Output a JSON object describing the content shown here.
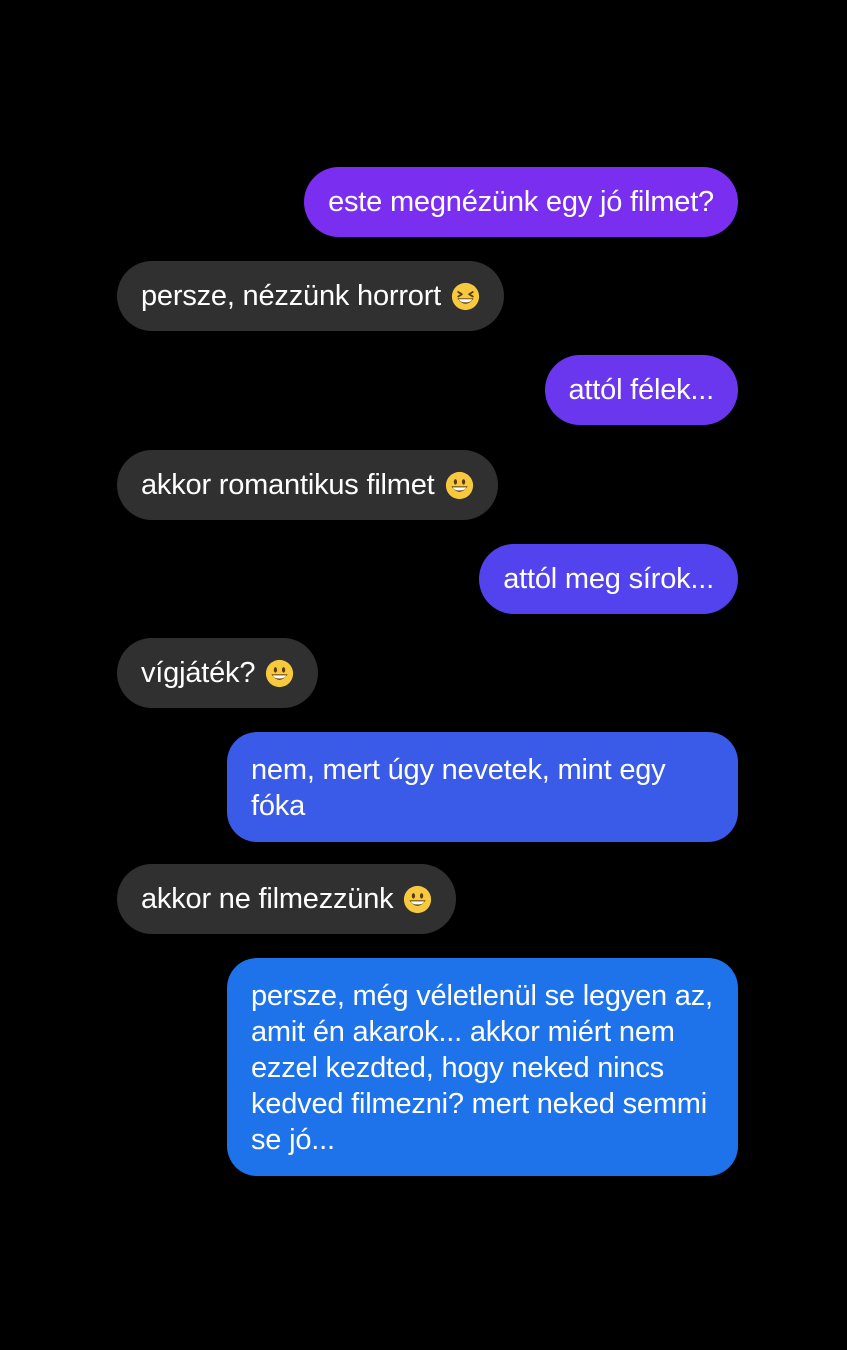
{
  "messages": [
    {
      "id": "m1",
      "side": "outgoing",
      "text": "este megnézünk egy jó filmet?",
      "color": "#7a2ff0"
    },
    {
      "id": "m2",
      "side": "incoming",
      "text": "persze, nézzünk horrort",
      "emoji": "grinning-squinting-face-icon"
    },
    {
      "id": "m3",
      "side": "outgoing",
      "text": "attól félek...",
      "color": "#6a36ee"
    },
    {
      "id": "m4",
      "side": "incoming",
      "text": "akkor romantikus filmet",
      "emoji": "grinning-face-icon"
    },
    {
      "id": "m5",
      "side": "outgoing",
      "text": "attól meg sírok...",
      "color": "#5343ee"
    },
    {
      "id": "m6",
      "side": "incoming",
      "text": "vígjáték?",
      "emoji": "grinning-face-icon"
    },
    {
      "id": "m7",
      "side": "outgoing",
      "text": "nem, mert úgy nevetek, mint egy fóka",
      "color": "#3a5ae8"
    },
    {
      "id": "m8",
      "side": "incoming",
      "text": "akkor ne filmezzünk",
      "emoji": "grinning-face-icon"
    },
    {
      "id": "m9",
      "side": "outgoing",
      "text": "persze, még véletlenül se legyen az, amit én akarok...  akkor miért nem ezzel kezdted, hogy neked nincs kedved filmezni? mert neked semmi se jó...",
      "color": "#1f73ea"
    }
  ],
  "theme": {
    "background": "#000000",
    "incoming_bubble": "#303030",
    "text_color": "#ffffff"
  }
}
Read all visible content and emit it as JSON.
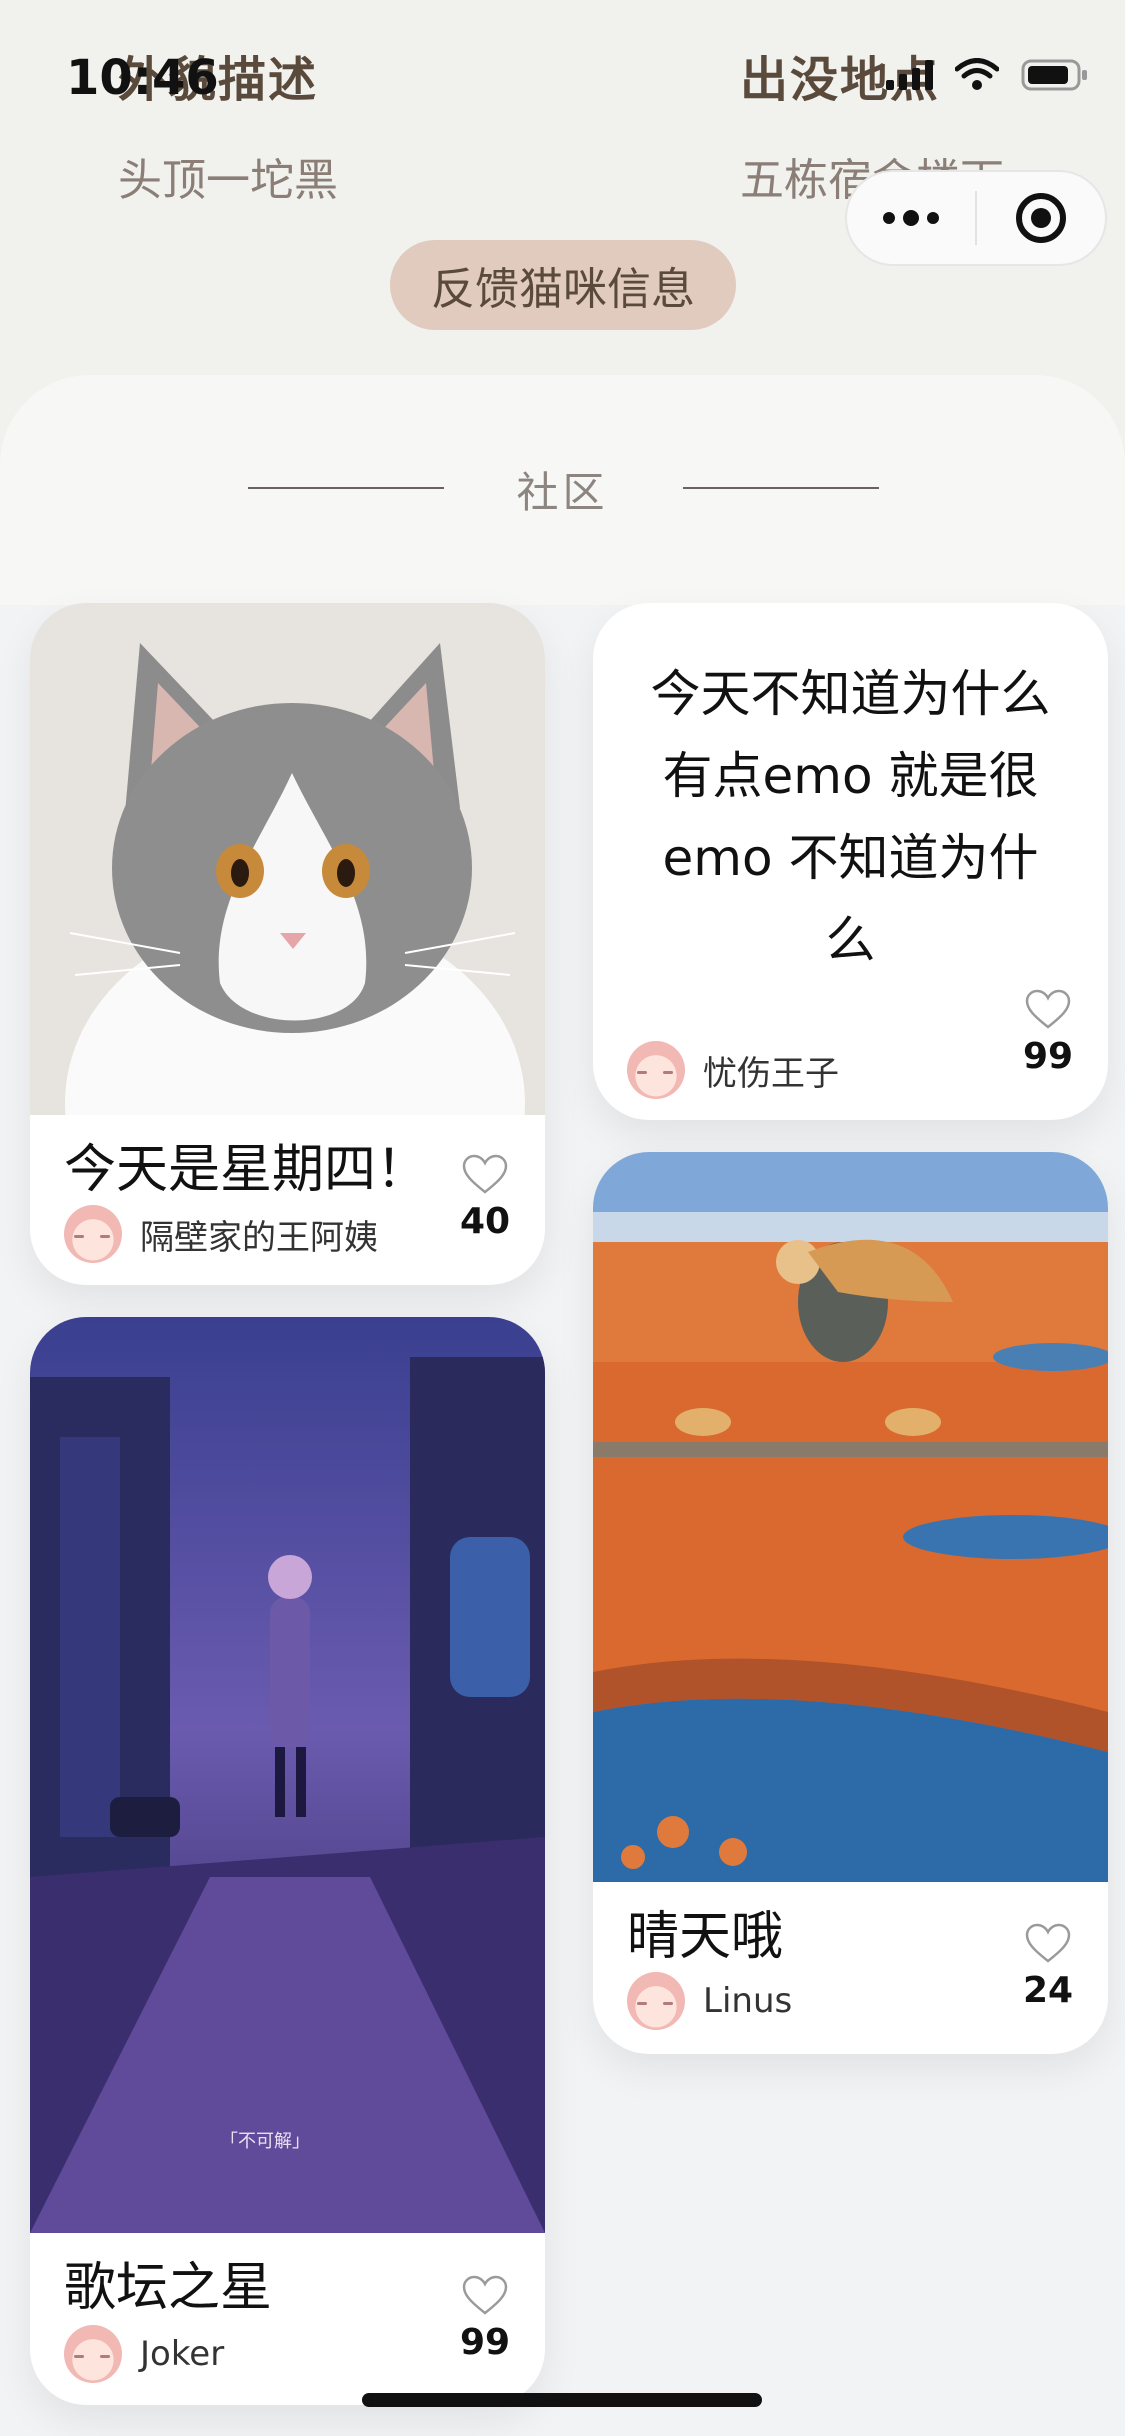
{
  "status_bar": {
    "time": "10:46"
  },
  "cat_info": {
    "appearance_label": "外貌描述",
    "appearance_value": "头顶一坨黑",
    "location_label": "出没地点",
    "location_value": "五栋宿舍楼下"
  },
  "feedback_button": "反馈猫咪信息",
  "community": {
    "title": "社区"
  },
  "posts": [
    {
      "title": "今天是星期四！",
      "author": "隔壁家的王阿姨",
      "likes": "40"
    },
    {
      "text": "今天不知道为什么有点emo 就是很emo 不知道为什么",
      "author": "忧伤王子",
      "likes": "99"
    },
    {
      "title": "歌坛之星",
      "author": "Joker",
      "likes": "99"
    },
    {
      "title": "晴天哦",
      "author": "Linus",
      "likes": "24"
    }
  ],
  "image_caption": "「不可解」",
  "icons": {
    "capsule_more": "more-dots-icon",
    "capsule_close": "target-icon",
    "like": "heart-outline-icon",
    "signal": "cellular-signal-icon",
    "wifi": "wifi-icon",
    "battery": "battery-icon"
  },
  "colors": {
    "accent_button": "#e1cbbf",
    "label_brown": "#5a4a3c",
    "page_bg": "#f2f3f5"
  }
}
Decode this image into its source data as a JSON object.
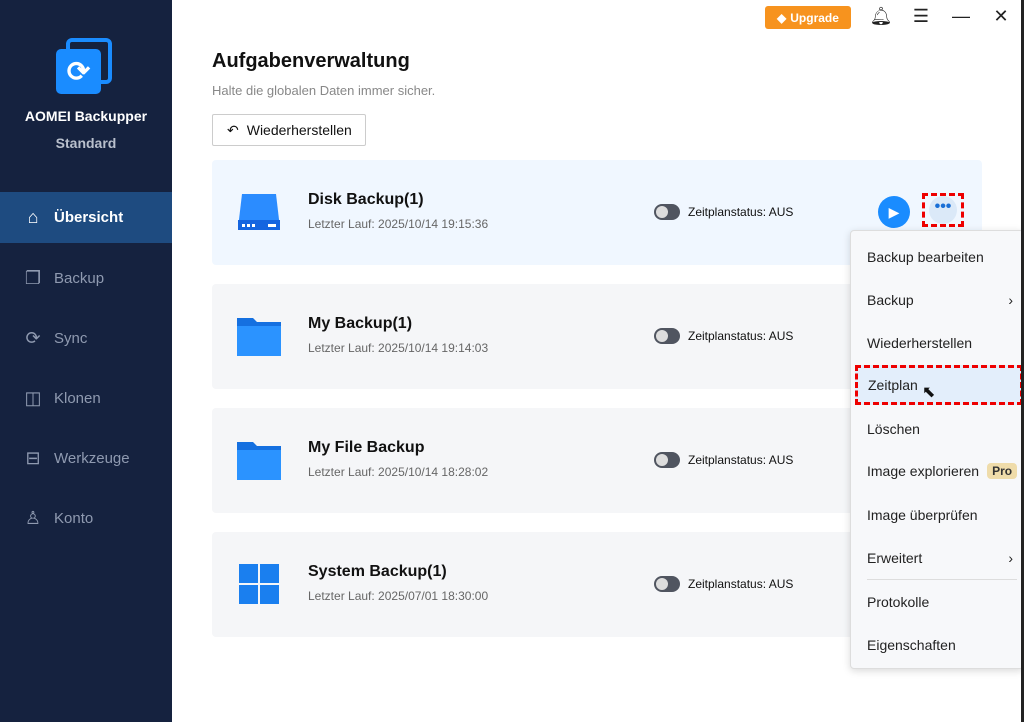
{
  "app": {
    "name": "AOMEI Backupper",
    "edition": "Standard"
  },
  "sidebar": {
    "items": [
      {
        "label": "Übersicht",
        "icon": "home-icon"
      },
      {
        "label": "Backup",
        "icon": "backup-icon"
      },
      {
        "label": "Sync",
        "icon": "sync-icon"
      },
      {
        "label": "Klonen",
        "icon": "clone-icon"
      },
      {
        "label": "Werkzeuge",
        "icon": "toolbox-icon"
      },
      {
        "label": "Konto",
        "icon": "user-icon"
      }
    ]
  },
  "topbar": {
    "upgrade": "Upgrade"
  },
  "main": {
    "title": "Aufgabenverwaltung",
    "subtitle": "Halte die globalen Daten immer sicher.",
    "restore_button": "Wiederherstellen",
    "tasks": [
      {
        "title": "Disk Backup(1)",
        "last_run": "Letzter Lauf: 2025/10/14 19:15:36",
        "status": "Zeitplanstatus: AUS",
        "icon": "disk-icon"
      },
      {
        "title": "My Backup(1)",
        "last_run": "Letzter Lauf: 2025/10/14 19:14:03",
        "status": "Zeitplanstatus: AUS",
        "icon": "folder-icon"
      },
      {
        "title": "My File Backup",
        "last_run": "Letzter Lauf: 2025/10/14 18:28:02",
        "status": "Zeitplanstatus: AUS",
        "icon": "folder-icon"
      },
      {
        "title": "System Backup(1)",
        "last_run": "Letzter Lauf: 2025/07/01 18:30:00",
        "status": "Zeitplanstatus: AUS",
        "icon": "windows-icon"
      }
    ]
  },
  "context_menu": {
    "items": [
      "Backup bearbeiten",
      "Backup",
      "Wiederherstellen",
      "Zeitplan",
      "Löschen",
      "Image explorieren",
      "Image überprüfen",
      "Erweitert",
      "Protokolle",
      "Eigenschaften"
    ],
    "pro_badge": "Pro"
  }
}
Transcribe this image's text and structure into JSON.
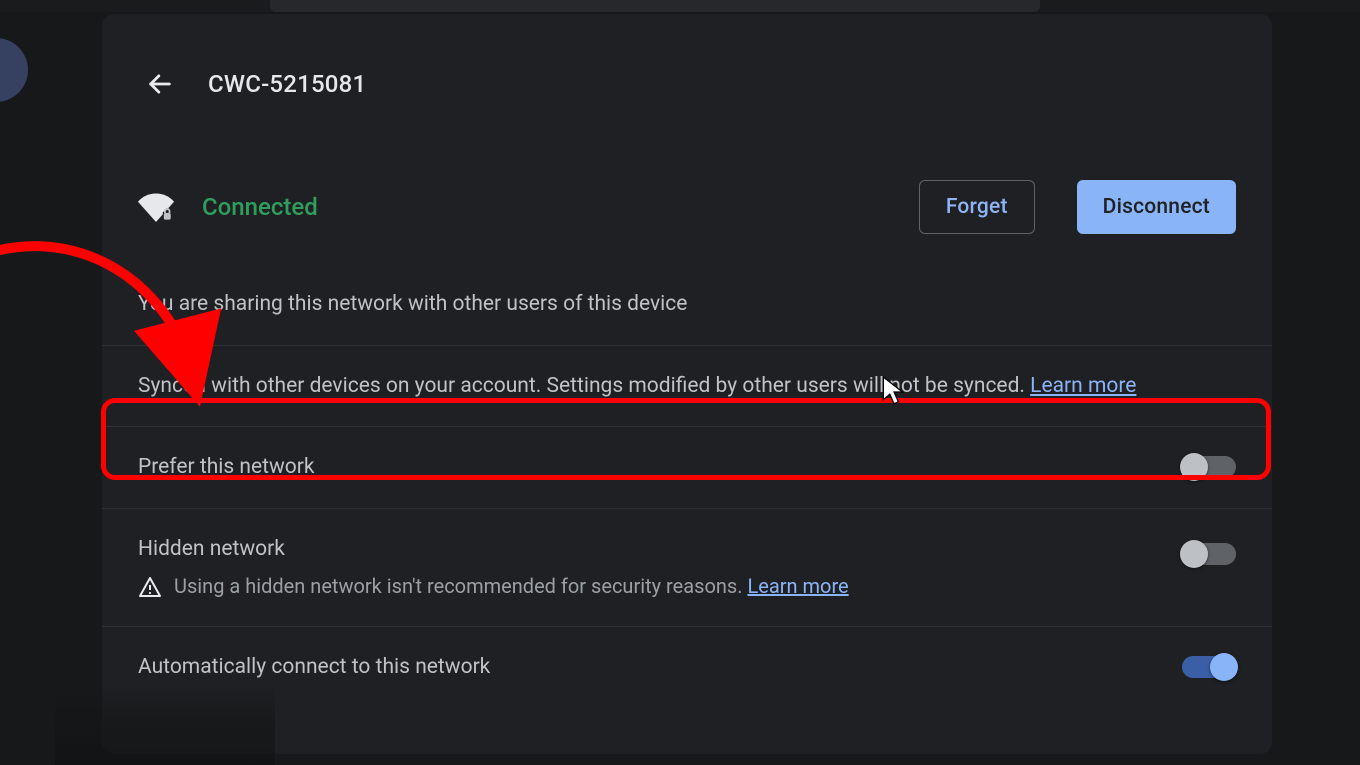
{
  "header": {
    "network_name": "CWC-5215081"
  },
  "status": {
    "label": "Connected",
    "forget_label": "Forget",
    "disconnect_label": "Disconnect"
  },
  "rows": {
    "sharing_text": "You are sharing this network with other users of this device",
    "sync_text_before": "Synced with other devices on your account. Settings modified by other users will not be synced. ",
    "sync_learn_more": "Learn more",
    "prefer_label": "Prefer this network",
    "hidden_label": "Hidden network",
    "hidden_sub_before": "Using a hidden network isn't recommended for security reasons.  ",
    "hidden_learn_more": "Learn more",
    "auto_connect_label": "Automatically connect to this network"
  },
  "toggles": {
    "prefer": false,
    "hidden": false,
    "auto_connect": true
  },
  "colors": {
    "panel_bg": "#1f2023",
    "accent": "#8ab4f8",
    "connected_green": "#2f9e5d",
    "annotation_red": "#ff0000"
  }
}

********

### What you should do
Pull every line containing "mert" out of the records.

### Worked solution
      "text": "nem, mert úgy nevetek, mint egy fóka",
      "text": "persze, még véletlenül se legyen az, amit én akarok...  akkor miért nem ezzel kezdted, hogy neked nincs kedved filmezni? mert neked semmi se jó...",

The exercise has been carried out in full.